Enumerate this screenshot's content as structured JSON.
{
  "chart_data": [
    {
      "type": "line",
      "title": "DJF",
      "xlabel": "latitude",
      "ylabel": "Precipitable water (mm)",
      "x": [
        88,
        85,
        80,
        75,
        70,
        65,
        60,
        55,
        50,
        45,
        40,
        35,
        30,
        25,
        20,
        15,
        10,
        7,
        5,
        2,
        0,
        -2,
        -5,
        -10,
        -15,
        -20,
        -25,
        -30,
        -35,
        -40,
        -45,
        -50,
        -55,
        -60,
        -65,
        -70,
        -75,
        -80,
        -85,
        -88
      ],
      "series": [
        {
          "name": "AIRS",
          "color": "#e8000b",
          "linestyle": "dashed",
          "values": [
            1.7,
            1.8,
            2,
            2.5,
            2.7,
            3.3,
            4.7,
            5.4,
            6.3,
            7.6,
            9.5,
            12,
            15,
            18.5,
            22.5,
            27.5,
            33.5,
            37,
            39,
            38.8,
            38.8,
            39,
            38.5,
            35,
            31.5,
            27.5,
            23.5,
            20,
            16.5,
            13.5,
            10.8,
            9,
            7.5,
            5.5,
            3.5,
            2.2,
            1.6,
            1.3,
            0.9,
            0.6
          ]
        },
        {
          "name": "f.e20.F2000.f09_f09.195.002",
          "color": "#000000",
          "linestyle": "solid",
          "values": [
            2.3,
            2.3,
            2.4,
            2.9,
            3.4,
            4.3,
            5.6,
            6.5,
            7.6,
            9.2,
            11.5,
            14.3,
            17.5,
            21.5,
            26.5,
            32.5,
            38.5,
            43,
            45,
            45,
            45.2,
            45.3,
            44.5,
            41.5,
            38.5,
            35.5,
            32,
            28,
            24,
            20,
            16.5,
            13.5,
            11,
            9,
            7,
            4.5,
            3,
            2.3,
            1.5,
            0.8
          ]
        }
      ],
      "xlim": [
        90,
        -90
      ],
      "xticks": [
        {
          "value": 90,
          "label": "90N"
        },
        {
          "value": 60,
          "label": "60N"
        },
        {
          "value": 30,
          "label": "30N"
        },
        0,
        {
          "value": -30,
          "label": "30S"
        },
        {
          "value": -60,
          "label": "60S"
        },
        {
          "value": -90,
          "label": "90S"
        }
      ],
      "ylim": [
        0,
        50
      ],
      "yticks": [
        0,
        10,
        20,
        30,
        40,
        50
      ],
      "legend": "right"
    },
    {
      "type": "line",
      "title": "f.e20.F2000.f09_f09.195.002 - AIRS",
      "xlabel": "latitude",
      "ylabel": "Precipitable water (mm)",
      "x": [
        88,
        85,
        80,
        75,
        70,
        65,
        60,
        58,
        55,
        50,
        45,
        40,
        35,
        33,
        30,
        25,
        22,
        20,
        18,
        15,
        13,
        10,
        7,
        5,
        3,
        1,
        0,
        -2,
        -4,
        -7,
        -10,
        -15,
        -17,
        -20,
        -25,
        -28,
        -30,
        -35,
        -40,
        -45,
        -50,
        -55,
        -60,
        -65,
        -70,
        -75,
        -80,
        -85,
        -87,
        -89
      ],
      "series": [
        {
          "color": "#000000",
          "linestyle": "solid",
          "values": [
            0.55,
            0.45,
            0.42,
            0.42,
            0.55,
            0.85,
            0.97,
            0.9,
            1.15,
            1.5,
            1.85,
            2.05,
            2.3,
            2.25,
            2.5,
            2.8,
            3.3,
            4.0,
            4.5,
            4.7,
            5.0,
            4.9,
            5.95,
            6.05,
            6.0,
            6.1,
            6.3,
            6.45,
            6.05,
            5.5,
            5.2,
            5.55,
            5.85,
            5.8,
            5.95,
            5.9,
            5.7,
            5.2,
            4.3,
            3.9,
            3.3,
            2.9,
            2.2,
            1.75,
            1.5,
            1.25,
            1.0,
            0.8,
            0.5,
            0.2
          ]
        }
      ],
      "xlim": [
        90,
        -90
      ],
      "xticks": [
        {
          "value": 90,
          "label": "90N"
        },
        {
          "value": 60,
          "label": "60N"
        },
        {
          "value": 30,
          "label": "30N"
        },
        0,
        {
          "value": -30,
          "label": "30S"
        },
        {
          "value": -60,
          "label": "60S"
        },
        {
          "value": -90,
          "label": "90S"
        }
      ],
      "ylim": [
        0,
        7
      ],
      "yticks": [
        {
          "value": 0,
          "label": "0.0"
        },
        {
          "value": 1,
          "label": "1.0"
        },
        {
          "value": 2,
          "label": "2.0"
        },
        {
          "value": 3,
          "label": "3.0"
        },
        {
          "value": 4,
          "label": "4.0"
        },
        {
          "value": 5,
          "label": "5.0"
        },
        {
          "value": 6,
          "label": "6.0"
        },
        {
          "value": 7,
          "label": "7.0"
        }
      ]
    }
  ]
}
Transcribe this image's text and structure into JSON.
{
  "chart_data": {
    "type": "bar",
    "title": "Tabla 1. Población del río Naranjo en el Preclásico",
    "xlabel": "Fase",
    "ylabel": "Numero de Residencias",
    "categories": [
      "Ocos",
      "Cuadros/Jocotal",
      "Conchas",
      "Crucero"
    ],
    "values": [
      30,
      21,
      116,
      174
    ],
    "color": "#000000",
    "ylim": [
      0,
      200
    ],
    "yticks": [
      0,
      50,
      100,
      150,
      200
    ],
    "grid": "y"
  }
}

::::::

# Your objective
Look through the lines above and collect those with the word "color".

# Written solution
          "color": "#e8000b",
          "color": "#000000",
          "color": "#000000",
    "color": "#000000",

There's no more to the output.